**Your instructions**
Go through the data below. Pull out every line that has the word "this".
****************
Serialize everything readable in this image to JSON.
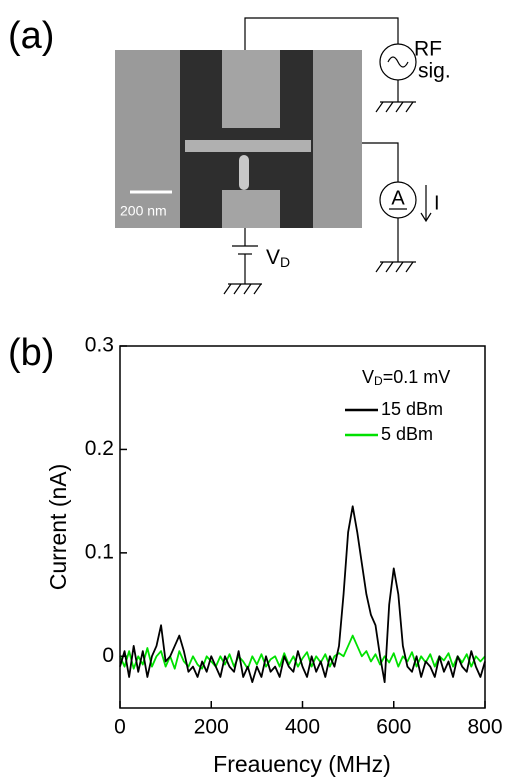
{
  "panel_a": {
    "label": "(a)",
    "rf_line1": "RF",
    "rf_line2": "sig.",
    "scale_bar": "200 nm",
    "ammeter": "A",
    "current": "I",
    "vd_main": "V",
    "vd_sub": "D"
  },
  "chart_data": {
    "type": "line",
    "panel_label": "(b)",
    "x_label": "Freauency (MHz)",
    "y_label": "Current (nA)",
    "annotation": {
      "main": "V",
      "sub": "D",
      "rest": "=0.1 mV"
    },
    "xlim": [
      0,
      800
    ],
    "xticks": [
      0,
      200,
      400,
      600,
      800
    ],
    "ylim": [
      -0.05,
      0.3
    ],
    "yticks": [
      0,
      0.1,
      0.2,
      0.3
    ],
    "x": [
      0,
      10,
      20,
      30,
      40,
      50,
      60,
      70,
      80,
      90,
      100,
      110,
      120,
      130,
      140,
      150,
      160,
      170,
      180,
      190,
      200,
      210,
      220,
      230,
      240,
      250,
      260,
      270,
      280,
      290,
      300,
      310,
      320,
      330,
      340,
      350,
      360,
      370,
      380,
      390,
      400,
      410,
      420,
      430,
      440,
      450,
      460,
      470,
      480,
      490,
      500,
      510,
      520,
      530,
      540,
      550,
      560,
      570,
      580,
      590,
      600,
      610,
      620,
      630,
      640,
      650,
      660,
      670,
      680,
      690,
      700,
      710,
      720,
      730,
      740,
      750,
      760,
      770,
      780,
      790,
      800
    ],
    "series": [
      {
        "name": "15 dBm",
        "color": "#000000",
        "values": [
          -0.01,
          0.005,
          -0.02,
          0.01,
          -0.015,
          0.005,
          -0.02,
          0.0,
          0.01,
          0.03,
          -0.005,
          0.0,
          0.01,
          0.02,
          0.005,
          -0.015,
          -0.01,
          -0.02,
          -0.005,
          -0.015,
          0.0,
          -0.01,
          -0.02,
          0.0,
          -0.01,
          -0.015,
          0.005,
          -0.02,
          -0.01,
          -0.025,
          -0.01,
          -0.02,
          0.0,
          -0.015,
          -0.01,
          -0.02,
          0.0,
          -0.01,
          -0.015,
          0.005,
          -0.01,
          -0.02,
          0.0,
          -0.015,
          -0.005,
          -0.02,
          0.0,
          -0.01,
          0.01,
          0.06,
          0.12,
          0.145,
          0.12,
          0.09,
          0.06,
          0.04,
          0.03,
          0.0,
          -0.025,
          0.05,
          0.085,
          0.06,
          0.01,
          -0.01,
          -0.015,
          0.0,
          -0.02,
          -0.005,
          -0.01,
          -0.02,
          0.0,
          -0.015,
          -0.005,
          -0.02,
          0.0,
          -0.01,
          -0.015,
          0.005,
          -0.01,
          -0.02,
          -0.005
        ]
      },
      {
        "name": "5 dBm",
        "color": "#00e000",
        "values": [
          0.0,
          -0.01,
          0.005,
          -0.012,
          0.0,
          -0.008,
          0.008,
          -0.01,
          0.0,
          0.005,
          -0.01,
          0.0,
          -0.012,
          0.005,
          -0.005,
          -0.01,
          0.0,
          -0.008,
          -0.012,
          0.0,
          -0.005,
          -0.01,
          0.0,
          -0.008,
          0.002,
          -0.01,
          0.0,
          -0.005,
          -0.012,
          0.0,
          -0.008,
          0.002,
          -0.01,
          -0.003,
          0.0,
          -0.01,
          0.003,
          -0.008,
          0.0,
          -0.01,
          -0.002,
          0.004,
          -0.01,
          0.0,
          -0.006,
          0.002,
          -0.01,
          0.0,
          0.003,
          0.0,
          0.01,
          0.02,
          0.01,
          0.0,
          0.005,
          -0.005,
          0.002,
          -0.008,
          0.0,
          -0.006,
          0.003,
          -0.01,
          0.0,
          -0.005,
          0.004,
          -0.01,
          0.0,
          -0.006,
          0.002,
          -0.01,
          0.0,
          -0.004,
          0.003,
          -0.01,
          0.0,
          -0.006,
          0.002,
          -0.01,
          0.0,
          -0.005,
          0.0
        ]
      }
    ]
  }
}
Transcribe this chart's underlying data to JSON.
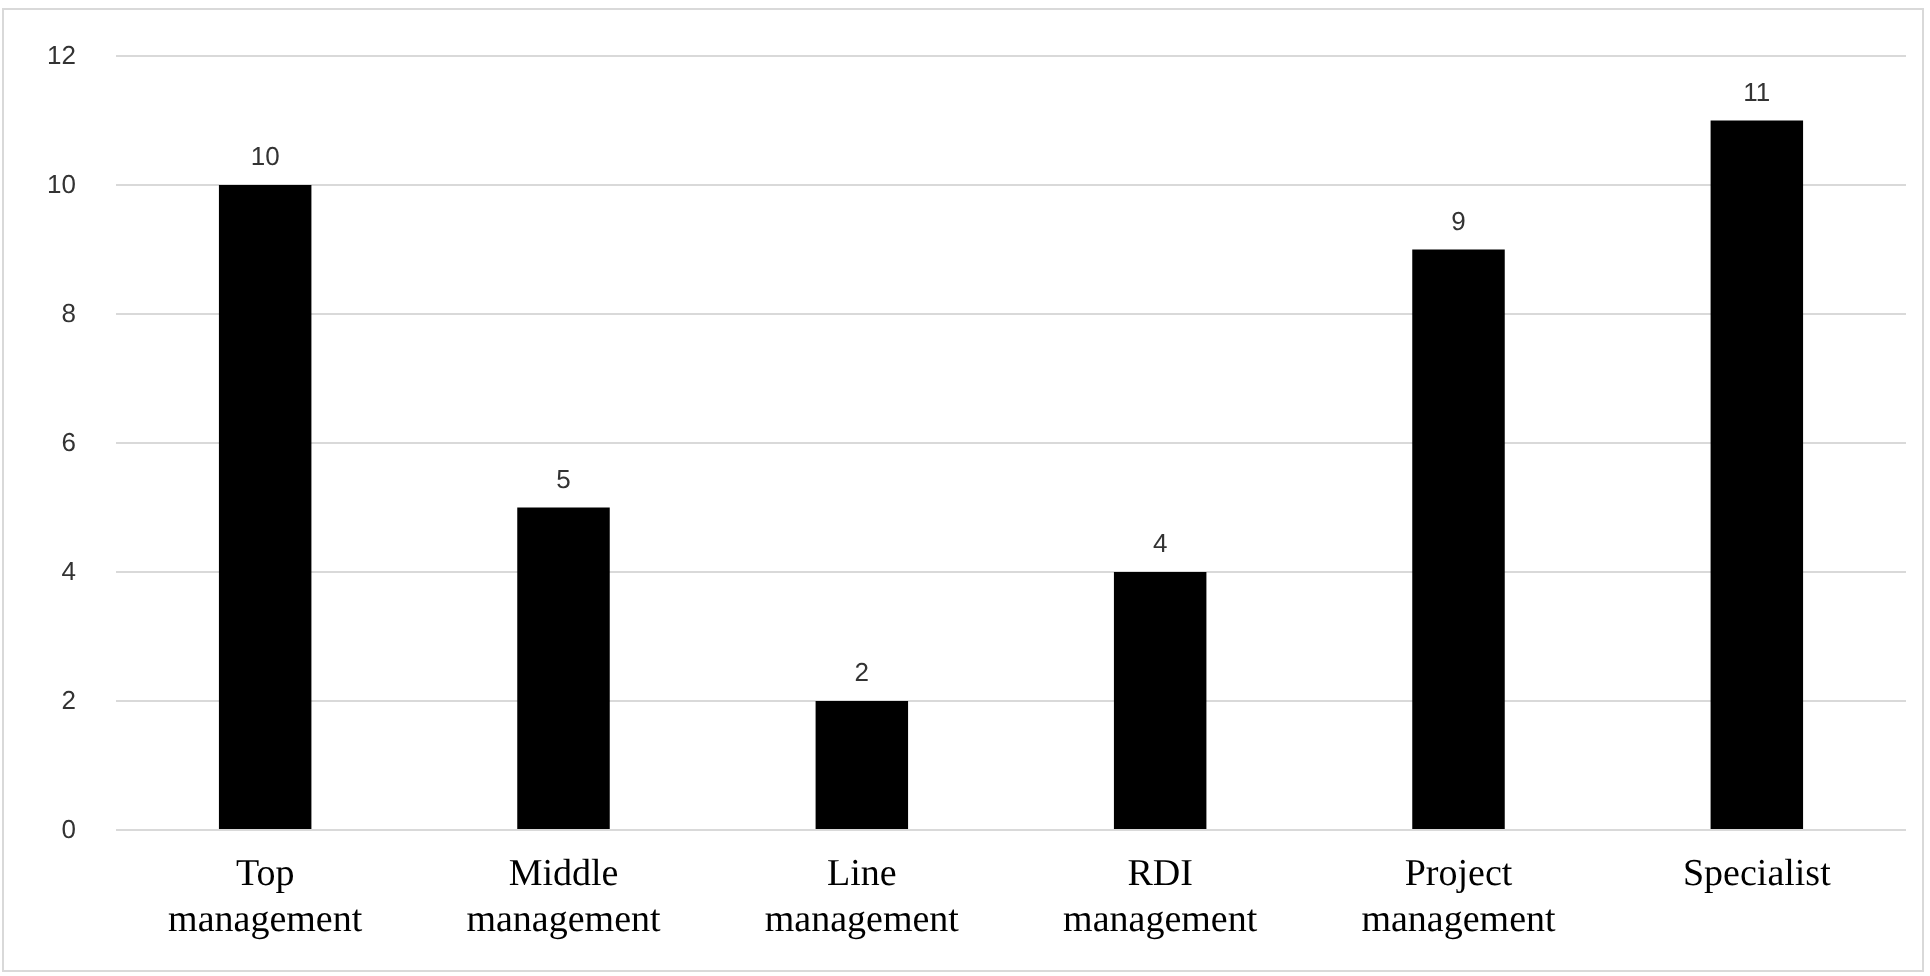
{
  "chart_data": {
    "type": "bar",
    "categories": [
      "Top management",
      "Middle management",
      "Line management",
      "RDI management",
      "Project management",
      "Specialist"
    ],
    "values": [
      10,
      5,
      2,
      4,
      9,
      11
    ],
    "color": "#000000",
    "ylim": [
      0,
      12
    ],
    "yticks": [
      0,
      2,
      4,
      6,
      8,
      10,
      12
    ],
    "grid": "y",
    "data_labels": true
  }
}
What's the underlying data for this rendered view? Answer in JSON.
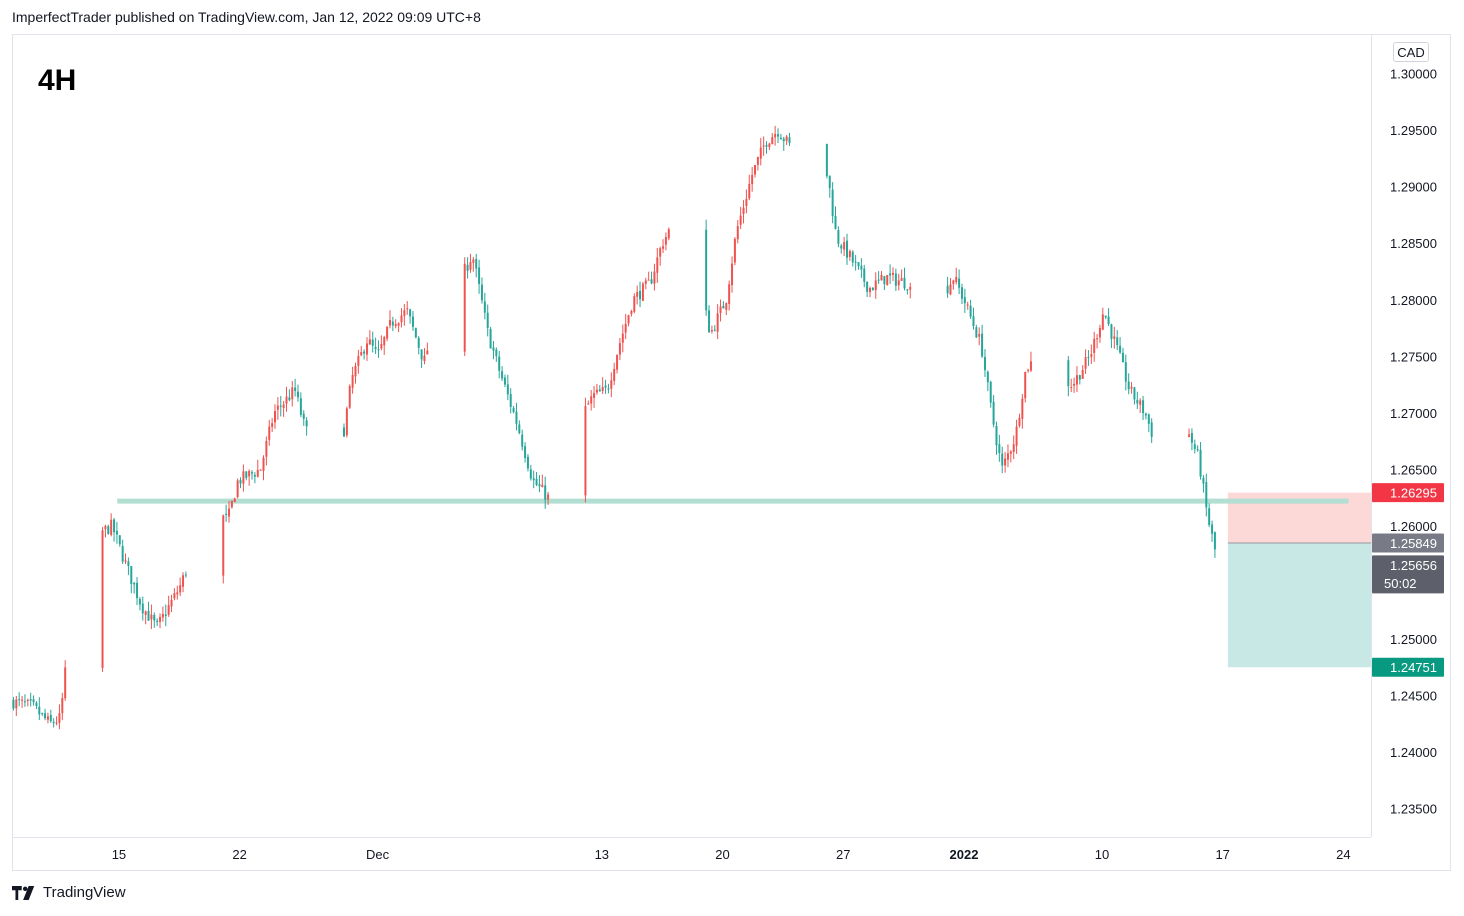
{
  "header": {
    "attribution": "ImperfectTrader published on TradingView.com, Jan 12, 2022 09:09 UTC+8"
  },
  "timeframe_label": "4H",
  "currency": "CAD",
  "footer": {
    "brand": "TradingView"
  },
  "colors": {
    "up": "#ef5350",
    "down": "#26a69a",
    "support_line": "#b2dfd1",
    "stop_zone": "#fcd8d7",
    "target_zone": "#c8e8e5",
    "stop_label": "#f23645",
    "entry_label": "#787b86",
    "last_label": "#5d606b",
    "target_label": "#089981"
  },
  "chart_data": {
    "type": "candlestick",
    "instrument_quote_currency": "CAD",
    "y_ticks": [
      1.3,
      1.295,
      1.29,
      1.285,
      1.28,
      1.275,
      1.27,
      1.265,
      1.26,
      1.255,
      1.25,
      1.245,
      1.24,
      1.235
    ],
    "y_tick_labels": [
      "1.30000",
      "1.29500",
      "1.29000",
      "1.28500",
      "1.28000",
      "1.27500",
      "1.27000",
      "1.26500",
      "1.26000",
      "1.25500",
      "1.25000",
      "1.24500",
      "1.24000",
      "1.23500"
    ],
    "ylim": [
      1.2325,
      1.3035
    ],
    "x_ticks": [
      {
        "label": "15",
        "day": 15,
        "bold": false
      },
      {
        "label": "22",
        "day": 22,
        "bold": false
      },
      {
        "label": "Dec",
        "day": 30,
        "bold": false
      },
      {
        "label": "13",
        "day": 43,
        "bold": false
      },
      {
        "label": "20",
        "day": 50,
        "bold": false
      },
      {
        "label": "27",
        "day": 57,
        "bold": false
      },
      {
        "label": "2022",
        "day": 64,
        "bold": true
      },
      {
        "label": "10",
        "day": 72,
        "bold": false
      },
      {
        "label": "17",
        "day": 79,
        "bold": false
      },
      {
        "label": "24",
        "day": 86,
        "bold": false
      }
    ],
    "xlim": [
      8.8,
      87.6
    ],
    "support_level": 1.2622,
    "position": {
      "direction": "short",
      "stop": 1.26295,
      "stop_label": "1.26295",
      "entry": 1.25849,
      "entry_label": "1.25849",
      "target": 1.24751,
      "target_label": "1.24751"
    },
    "last_price": 1.25656,
    "last_price_label": "1.25656",
    "countdown": "50:02",
    "price_path": [
      [
        8.8,
        1.2445
      ],
      [
        10.0,
        1.244
      ],
      [
        11.0,
        1.2425
      ],
      [
        11.6,
        1.243
      ],
      [
        12.1,
        1.25
      ],
      [
        12.9,
        1.256
      ],
      [
        13.5,
        1.259
      ],
      [
        14.6,
        1.26
      ],
      [
        15.3,
        1.257
      ],
      [
        16.3,
        1.253
      ],
      [
        17.2,
        1.251
      ],
      [
        18.5,
        1.2545
      ],
      [
        19.4,
        1.258
      ],
      [
        20.3,
        1.2615
      ],
      [
        21.3,
        1.2605
      ],
      [
        21.9,
        1.264
      ],
      [
        23.2,
        1.265
      ],
      [
        24.0,
        1.27
      ],
      [
        25.2,
        1.272
      ],
      [
        25.8,
        1.2685
      ],
      [
        27.0,
        1.2665
      ],
      [
        27.8,
        1.266
      ],
      [
        28.5,
        1.273
      ],
      [
        29.4,
        1.2765
      ],
      [
        30.0,
        1.275
      ],
      [
        30.8,
        1.278
      ],
      [
        31.7,
        1.279
      ],
      [
        32.7,
        1.2745
      ],
      [
        33.6,
        1.28
      ],
      [
        34.7,
        1.2815
      ],
      [
        35.5,
        1.284
      ],
      [
        36.4,
        1.277
      ],
      [
        37.0,
        1.274
      ],
      [
        38.1,
        1.269
      ],
      [
        39.0,
        1.264
      ],
      [
        39.9,
        1.2625
      ],
      [
        40.4,
        1.265
      ],
      [
        41.4,
        1.2685
      ],
      [
        42.5,
        1.2715
      ],
      [
        43.3,
        1.272
      ],
      [
        44.0,
        1.276
      ],
      [
        44.8,
        1.28
      ],
      [
        45.8,
        1.2815
      ],
      [
        46.5,
        1.285
      ],
      [
        47.6,
        1.288
      ],
      [
        48.2,
        1.286
      ],
      [
        48.7,
        1.281
      ],
      [
        49.3,
        1.277
      ],
      [
        50.2,
        1.28
      ],
      [
        50.8,
        1.286
      ],
      [
        51.7,
        1.291
      ],
      [
        52.5,
        1.294
      ],
      [
        53.2,
        1.295
      ],
      [
        54.2,
        1.293
      ],
      [
        55.2,
        1.292
      ],
      [
        56.1,
        1.291
      ],
      [
        56.6,
        1.2855
      ],
      [
        57.3,
        1.284
      ],
      [
        58.5,
        1.281
      ],
      [
        59.5,
        1.282
      ],
      [
        60.7,
        1.2815
      ],
      [
        61.5,
        1.279
      ],
      [
        62.6,
        1.28
      ],
      [
        63.4,
        1.282
      ],
      [
        64.0,
        1.28
      ],
      [
        65.0,
        1.276
      ],
      [
        65.6,
        1.27
      ],
      [
        66.2,
        1.265
      ],
      [
        67.0,
        1.268
      ],
      [
        67.6,
        1.274
      ],
      [
        68.7,
        1.2755
      ],
      [
        69.6,
        1.273
      ],
      [
        70.3,
        1.2725
      ],
      [
        71.3,
        1.275
      ],
      [
        72.1,
        1.279
      ],
      [
        72.8,
        1.276
      ],
      [
        73.6,
        1.272
      ],
      [
        74.5,
        1.27
      ],
      [
        75.4,
        1.266
      ],
      [
        76.0,
        1.264
      ],
      [
        76.8,
        1.269
      ],
      [
        77.6,
        1.266
      ],
      [
        78.1,
        1.261
      ],
      [
        78.6,
        1.2575
      ]
    ]
  }
}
****************
**Solved problem**
Serialize everything readable in this image to JSON.
Transcribe this chart's underlying data to JSON.
What's the underlying data for this rendered view? Answer in JSON.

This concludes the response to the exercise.